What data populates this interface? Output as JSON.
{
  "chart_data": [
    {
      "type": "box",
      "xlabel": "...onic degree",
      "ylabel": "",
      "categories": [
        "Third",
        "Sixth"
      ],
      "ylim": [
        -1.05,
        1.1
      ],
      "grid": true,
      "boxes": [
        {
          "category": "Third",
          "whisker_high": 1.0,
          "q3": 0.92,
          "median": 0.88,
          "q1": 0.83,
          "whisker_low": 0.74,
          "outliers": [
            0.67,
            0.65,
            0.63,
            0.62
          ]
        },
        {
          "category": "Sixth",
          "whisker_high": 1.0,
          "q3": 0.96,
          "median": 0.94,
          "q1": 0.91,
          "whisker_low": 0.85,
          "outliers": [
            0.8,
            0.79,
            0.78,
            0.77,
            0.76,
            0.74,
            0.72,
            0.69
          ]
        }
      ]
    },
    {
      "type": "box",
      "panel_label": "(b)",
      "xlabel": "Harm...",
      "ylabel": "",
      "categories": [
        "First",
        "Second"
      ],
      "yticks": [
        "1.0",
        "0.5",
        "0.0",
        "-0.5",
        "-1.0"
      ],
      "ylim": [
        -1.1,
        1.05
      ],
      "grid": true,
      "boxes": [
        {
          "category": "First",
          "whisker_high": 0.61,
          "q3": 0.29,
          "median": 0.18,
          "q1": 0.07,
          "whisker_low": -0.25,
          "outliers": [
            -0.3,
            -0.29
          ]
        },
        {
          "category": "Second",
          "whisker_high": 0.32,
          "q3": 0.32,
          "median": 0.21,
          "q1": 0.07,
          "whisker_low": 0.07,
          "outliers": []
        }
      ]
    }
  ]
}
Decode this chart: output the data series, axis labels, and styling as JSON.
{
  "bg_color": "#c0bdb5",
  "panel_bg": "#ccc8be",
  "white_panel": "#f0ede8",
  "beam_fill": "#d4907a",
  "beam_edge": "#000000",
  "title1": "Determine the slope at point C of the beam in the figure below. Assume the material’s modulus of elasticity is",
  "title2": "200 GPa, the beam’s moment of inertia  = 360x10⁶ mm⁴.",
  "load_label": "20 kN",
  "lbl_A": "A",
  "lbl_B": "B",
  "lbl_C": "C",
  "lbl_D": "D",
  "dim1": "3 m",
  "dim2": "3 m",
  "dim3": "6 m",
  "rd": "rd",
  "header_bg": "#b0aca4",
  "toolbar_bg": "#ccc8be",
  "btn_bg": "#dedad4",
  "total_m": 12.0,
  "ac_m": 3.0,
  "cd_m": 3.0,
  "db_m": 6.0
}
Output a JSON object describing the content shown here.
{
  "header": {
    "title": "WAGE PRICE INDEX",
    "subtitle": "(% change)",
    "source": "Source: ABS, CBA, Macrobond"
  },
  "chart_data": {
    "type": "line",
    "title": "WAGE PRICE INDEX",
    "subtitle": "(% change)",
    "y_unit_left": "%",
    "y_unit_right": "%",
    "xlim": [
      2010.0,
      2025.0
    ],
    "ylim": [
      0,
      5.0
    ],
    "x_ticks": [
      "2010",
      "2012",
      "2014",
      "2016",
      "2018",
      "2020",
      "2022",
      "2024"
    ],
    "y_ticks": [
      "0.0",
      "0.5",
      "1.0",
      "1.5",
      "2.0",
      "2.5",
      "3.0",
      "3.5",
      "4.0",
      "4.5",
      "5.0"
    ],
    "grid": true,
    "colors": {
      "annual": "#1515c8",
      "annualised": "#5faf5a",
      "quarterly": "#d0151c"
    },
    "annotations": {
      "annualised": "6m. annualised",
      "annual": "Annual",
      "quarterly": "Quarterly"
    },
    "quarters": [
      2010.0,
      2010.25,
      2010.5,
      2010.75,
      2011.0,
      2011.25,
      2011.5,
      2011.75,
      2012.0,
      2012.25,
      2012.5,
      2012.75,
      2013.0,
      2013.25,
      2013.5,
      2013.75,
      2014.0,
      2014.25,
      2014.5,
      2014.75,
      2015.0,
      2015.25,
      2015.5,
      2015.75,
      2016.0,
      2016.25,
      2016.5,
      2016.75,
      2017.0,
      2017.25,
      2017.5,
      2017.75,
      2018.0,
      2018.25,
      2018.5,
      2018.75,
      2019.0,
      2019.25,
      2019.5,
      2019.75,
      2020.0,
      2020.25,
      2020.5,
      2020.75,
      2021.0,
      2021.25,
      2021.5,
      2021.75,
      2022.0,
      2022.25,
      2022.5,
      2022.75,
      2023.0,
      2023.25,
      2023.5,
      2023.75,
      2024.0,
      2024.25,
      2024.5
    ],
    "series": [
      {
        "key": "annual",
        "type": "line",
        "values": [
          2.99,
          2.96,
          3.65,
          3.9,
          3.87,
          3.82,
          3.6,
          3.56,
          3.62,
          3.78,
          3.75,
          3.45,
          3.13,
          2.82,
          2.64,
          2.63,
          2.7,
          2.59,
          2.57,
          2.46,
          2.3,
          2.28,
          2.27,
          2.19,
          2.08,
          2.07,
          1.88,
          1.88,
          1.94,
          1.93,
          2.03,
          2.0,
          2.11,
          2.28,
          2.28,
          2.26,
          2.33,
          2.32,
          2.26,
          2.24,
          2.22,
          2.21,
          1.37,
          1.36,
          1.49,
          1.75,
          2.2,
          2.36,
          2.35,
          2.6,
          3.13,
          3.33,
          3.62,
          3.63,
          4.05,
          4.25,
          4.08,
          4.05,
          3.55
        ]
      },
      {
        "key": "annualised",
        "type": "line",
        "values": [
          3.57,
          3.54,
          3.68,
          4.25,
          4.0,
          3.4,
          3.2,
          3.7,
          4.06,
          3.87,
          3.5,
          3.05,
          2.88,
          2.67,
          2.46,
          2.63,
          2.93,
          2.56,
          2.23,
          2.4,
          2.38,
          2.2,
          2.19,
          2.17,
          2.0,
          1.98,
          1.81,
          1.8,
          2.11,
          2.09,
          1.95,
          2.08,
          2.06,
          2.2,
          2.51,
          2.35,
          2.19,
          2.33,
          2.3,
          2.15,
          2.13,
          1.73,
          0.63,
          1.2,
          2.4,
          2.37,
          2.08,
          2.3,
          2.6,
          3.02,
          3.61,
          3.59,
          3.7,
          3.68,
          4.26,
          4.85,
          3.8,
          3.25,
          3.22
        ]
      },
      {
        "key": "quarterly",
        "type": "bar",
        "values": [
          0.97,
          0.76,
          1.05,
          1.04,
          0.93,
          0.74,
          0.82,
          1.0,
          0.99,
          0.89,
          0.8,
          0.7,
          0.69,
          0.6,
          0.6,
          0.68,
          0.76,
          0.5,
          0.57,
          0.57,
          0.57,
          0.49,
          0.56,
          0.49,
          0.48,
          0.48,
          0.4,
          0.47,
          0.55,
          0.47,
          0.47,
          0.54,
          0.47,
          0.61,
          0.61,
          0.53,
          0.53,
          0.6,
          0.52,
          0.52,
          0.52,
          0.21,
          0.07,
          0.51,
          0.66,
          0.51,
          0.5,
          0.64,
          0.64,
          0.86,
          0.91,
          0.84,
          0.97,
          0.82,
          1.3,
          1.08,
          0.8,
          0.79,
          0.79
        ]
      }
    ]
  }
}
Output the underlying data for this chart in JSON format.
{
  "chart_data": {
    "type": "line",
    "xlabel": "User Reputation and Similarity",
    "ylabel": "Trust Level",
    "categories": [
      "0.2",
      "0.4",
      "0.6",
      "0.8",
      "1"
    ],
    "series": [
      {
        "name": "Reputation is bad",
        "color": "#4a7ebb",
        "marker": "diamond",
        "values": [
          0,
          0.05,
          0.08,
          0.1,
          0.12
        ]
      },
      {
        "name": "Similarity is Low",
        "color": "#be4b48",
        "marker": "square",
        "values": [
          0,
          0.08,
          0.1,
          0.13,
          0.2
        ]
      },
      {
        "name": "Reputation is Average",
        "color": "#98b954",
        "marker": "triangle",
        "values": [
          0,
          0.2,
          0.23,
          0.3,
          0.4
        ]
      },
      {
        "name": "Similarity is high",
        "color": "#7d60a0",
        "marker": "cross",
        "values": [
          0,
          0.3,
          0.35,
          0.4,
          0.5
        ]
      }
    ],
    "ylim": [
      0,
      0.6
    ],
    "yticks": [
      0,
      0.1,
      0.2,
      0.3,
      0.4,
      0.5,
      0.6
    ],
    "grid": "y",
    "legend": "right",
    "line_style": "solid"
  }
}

════════════════════

_Aim_:
Output the line containing "Output the underlying" and all lines after it to the end of the records, exactly as given.

_Response to the exercise_:
Output the underlying data for this chart in JSON format.
{
  "chart_data": {
    "type": "line",
    "xlabel": "User Reputation and Similarity",
    "ylabel": "Trust Level",
    "categories": [
      "0.2",
      "0.4",
      "0.6",
      "0.8",
      "1"
    ],
    "series": [
      {
        "name": "Reputation is bad",
        "color": "#4a7ebb",
        "marker": "diamond",
        "values": [
          0,
          0.05,
          0.08,
          0.1,
          0.12
        ]
      },
      {
        "name": "Similarity is Low",
        "color": "#be4b48",
        "marker": "square",
        "values": [
          0,
          0.08,
          0.1,
          0.13,
          0.2
        ]
      },
      {
        "name": "Reputation is Average",
        "color": "#98b954",
        "marker": "triangle",
        "values": [
          0,
          0.2,
          0.23,
          0.3,
          0.4
        ]
      },
      {
        "name": "Similarity is high",
        "color": "#7d60a0",
        "marker": "cross",
        "values": [
          0,
          0.3,
          0.35,
          0.4,
          0.5
        ]
      }
    ],
    "ylim": [
      0,
      0.6
    ],
    "yticks": [
      0,
      0.1,
      0.2,
      0.3,
      0.4,
      0.5,
      0.6
    ],
    "grid": "y",
    "legend": "right",
    "line_style": "solid"
  }
}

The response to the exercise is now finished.